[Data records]
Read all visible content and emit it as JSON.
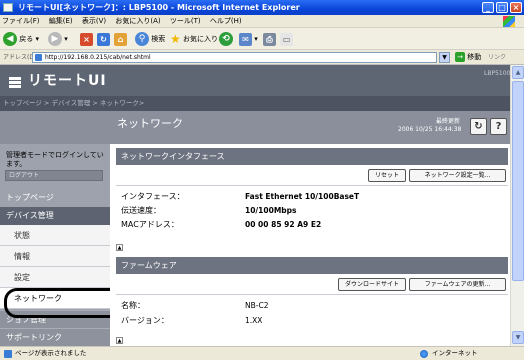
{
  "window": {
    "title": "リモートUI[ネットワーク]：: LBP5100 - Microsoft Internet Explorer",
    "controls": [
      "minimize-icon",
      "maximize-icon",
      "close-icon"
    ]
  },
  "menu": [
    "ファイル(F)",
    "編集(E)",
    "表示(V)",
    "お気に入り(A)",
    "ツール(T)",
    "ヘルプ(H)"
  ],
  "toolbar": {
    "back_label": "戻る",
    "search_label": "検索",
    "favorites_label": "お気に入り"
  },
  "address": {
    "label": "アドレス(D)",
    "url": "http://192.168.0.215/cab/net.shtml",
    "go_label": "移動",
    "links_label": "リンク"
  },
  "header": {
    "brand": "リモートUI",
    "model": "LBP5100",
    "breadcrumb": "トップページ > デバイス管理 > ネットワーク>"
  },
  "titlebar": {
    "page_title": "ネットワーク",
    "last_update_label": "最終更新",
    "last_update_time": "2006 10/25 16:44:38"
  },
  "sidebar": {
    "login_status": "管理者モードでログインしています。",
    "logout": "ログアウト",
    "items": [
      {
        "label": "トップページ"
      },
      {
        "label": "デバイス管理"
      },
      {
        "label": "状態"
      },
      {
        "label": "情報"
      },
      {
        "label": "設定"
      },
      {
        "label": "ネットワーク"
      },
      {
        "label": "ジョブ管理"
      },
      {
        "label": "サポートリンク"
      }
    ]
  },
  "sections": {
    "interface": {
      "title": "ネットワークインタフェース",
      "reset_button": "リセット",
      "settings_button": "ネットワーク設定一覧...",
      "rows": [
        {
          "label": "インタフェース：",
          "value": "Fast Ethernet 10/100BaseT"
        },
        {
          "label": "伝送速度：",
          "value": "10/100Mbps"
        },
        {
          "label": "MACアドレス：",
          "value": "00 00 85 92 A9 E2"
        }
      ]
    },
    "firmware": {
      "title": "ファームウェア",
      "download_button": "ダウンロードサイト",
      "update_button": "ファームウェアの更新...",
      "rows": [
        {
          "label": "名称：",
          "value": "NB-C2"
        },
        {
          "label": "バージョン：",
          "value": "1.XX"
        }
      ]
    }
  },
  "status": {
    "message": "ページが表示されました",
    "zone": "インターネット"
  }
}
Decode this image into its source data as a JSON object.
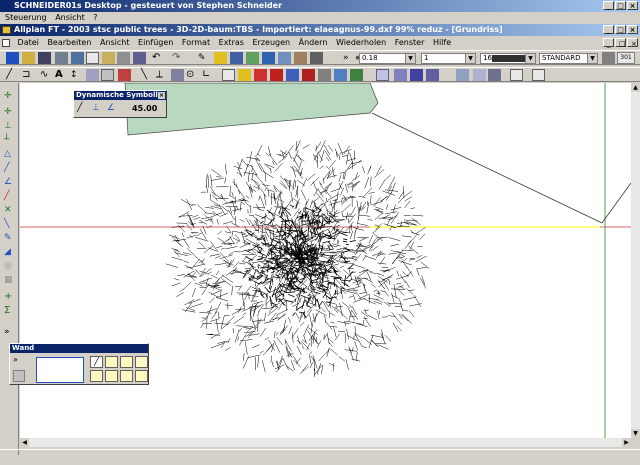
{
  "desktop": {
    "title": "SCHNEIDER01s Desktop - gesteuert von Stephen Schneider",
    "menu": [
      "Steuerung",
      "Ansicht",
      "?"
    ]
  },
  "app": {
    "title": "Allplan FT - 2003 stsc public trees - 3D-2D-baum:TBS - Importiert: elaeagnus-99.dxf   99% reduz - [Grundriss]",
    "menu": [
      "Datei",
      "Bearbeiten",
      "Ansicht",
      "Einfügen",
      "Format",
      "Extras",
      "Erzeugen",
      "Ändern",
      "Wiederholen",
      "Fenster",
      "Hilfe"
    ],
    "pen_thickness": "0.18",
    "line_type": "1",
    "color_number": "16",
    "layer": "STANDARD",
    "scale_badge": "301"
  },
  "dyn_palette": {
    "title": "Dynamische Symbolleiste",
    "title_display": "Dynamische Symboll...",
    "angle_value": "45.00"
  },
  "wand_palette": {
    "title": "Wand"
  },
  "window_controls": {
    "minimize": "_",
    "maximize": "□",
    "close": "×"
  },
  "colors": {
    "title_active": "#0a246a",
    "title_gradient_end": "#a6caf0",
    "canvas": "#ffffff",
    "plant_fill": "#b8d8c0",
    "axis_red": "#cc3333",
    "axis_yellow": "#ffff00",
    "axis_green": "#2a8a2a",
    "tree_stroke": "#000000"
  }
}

> [Problem to solve]: In the entries above, find lines with "Dynamische" and copy each.

> [Answer for this exercise]:
    "title": "Dynamische Symbolleiste",
    "title_display": "Dynamische Symboll...",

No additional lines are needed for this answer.